Below are records to transcribe exactly, without their pictures.

| Stored data |
□ □ □
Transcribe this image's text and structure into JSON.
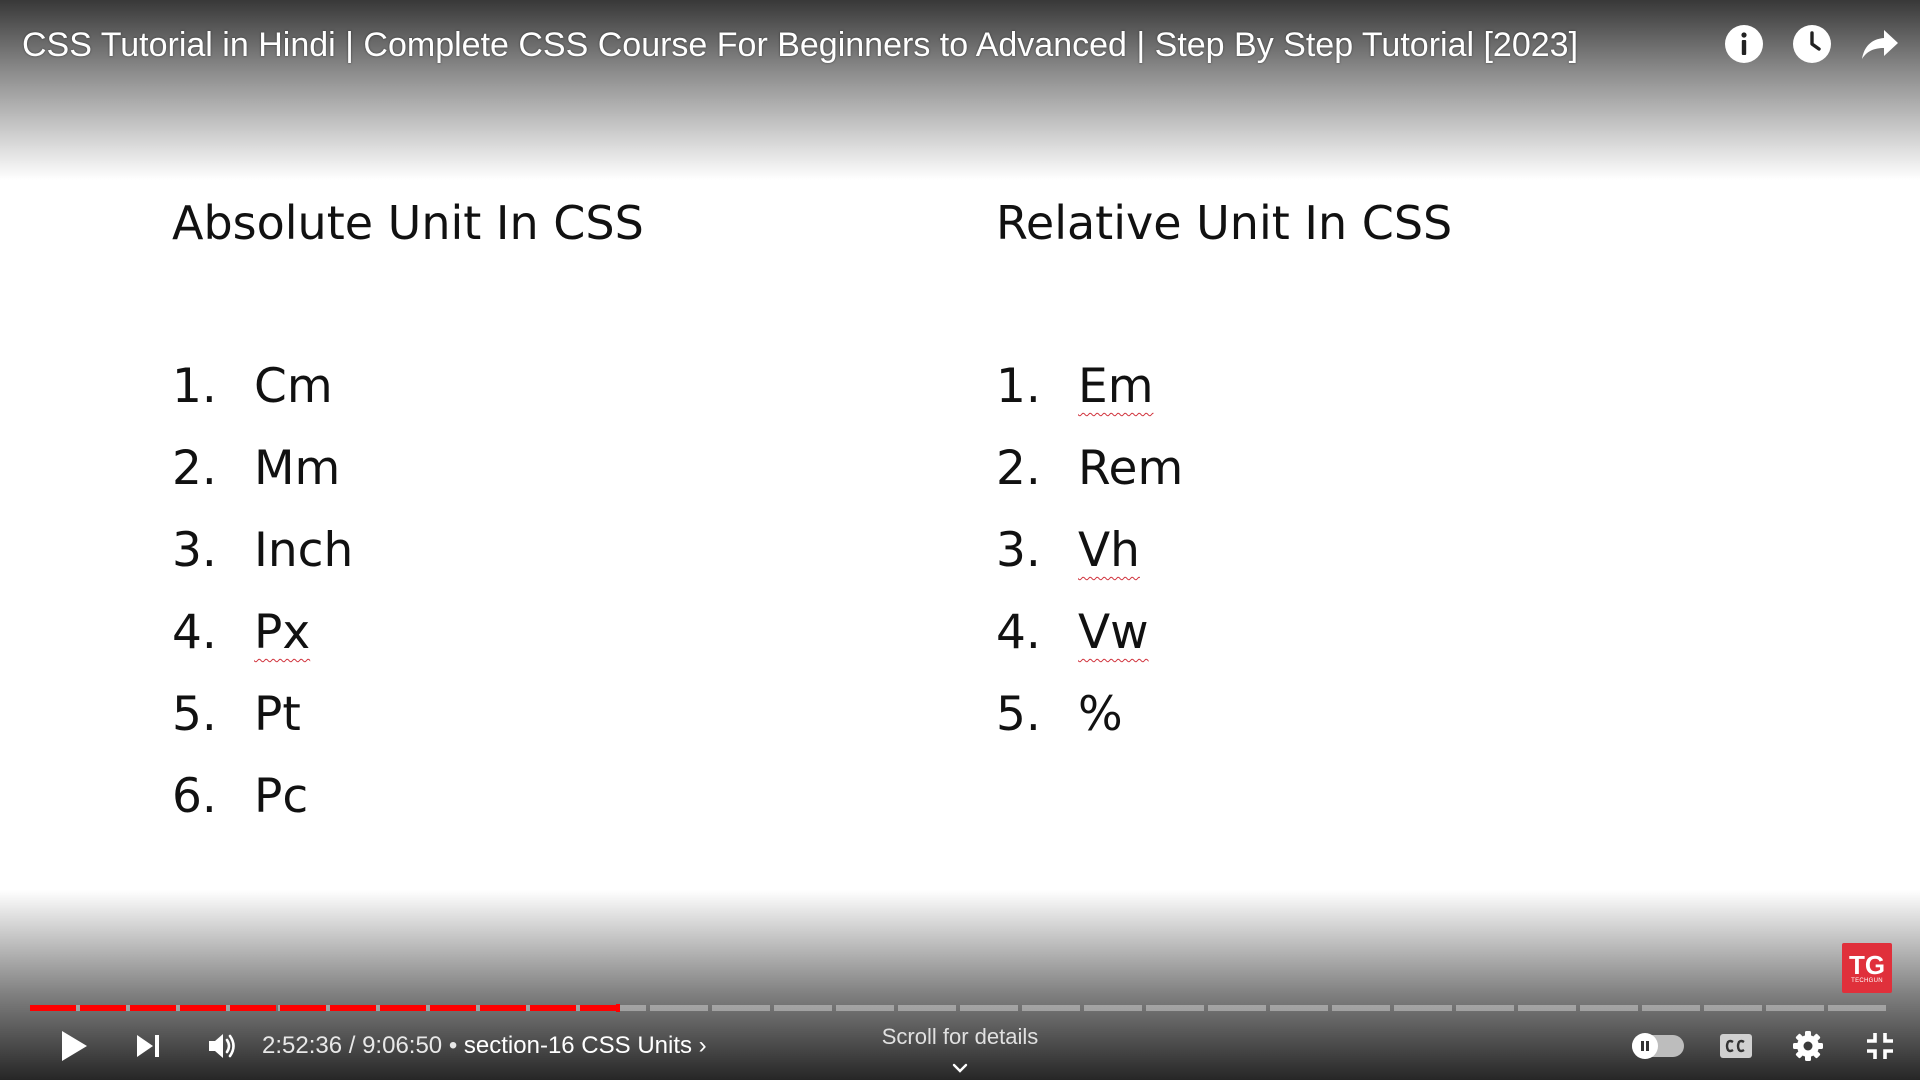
{
  "video": {
    "title": "CSS Tutorial in Hindi | Complete CSS Course For Beginners to Advanced | Step By Step Tutorial [2023]"
  },
  "slide": {
    "left_column": {
      "heading": "Absolute Unit In CSS",
      "items": [
        {
          "num": "1.",
          "name": "Cm"
        },
        {
          "num": "2.",
          "name": "Mm"
        },
        {
          "num": "3.",
          "name": "Inch"
        },
        {
          "num": "4.",
          "name": "Px"
        },
        {
          "num": "5.",
          "name": "Pt"
        },
        {
          "num": "6.",
          "name": "Pc"
        }
      ]
    },
    "right_column": {
      "heading": "Relative Unit In CSS",
      "items": [
        {
          "num": "1.",
          "name": "Em"
        },
        {
          "num": "2.",
          "name": "Rem"
        },
        {
          "num": "3.",
          "name": "Vh"
        },
        {
          "num": "4.",
          "name": "Vw"
        },
        {
          "num": "5.",
          "name": "%"
        }
      ]
    }
  },
  "top_actions": [
    "info-icon",
    "watch-later-icon",
    "share-icon"
  ],
  "channel_badge": {
    "letters": "TG",
    "sub": "TECHGUN",
    "color": "#e0303b"
  },
  "player": {
    "current_time": "2:52:36",
    "duration": "9:06:50",
    "time_display": "2:52:36 / 9:06:50",
    "separator": "•",
    "chapter": "section-16 CSS Units",
    "chapter_chevron": "›",
    "progress_fraction": 0.316,
    "progress_color": "#ff0000",
    "scroll_hint": "Scroll for details"
  },
  "right_controls": [
    "autoplay-toggle",
    "captions-icon",
    "settings-gear-icon",
    "exit-fullscreen-icon"
  ]
}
□ □ □
| Answer to this exercise |
Transcribe this image's text and structure into JSON.
{
  "video": {
    "title": "CSS Tutorial in Hindi | Complete CSS Course For Beginners to Advanced | Step By Step Tutorial [2023]"
  },
  "slide": {
    "left_column": {
      "heading": "Absolute Unit In CSS",
      "items": [
        {
          "num": "1.",
          "name": "Cm"
        },
        {
          "num": "2.",
          "name": "Mm"
        },
        {
          "num": "3.",
          "name": "Inch"
        },
        {
          "num": "4.",
          "name": "Px"
        },
        {
          "num": "5.",
          "name": "Pt"
        },
        {
          "num": "6.",
          "name": "Pc"
        }
      ]
    },
    "right_column": {
      "heading": "Relative Unit In CSS",
      "items": [
        {
          "num": "1.",
          "name": "Em"
        },
        {
          "num": "2.",
          "name": "Rem"
        },
        {
          "num": "3.",
          "name": "Vh"
        },
        {
          "num": "4.",
          "name": "Vw"
        },
        {
          "num": "5.",
          "name": "%"
        }
      ]
    }
  },
  "top_actions": [
    "info-icon",
    "watch-later-icon",
    "share-icon"
  ],
  "channel_badge": {
    "letters": "TG",
    "sub": "TECHGUN",
    "color": "#e0303b"
  },
  "player": {
    "current_time": "2:52:36",
    "duration": "9:06:50",
    "time_display": "2:52:36 / 9:06:50",
    "separator": "•",
    "chapter": "section-16 CSS Units",
    "chapter_chevron": "›",
    "progress_fraction": 0.316,
    "progress_color": "#ff0000",
    "scroll_hint": "Scroll for details"
  },
  "right_controls": [
    "autoplay-toggle",
    "captions-icon",
    "settings-gear-icon",
    "exit-fullscreen-icon"
  ]
}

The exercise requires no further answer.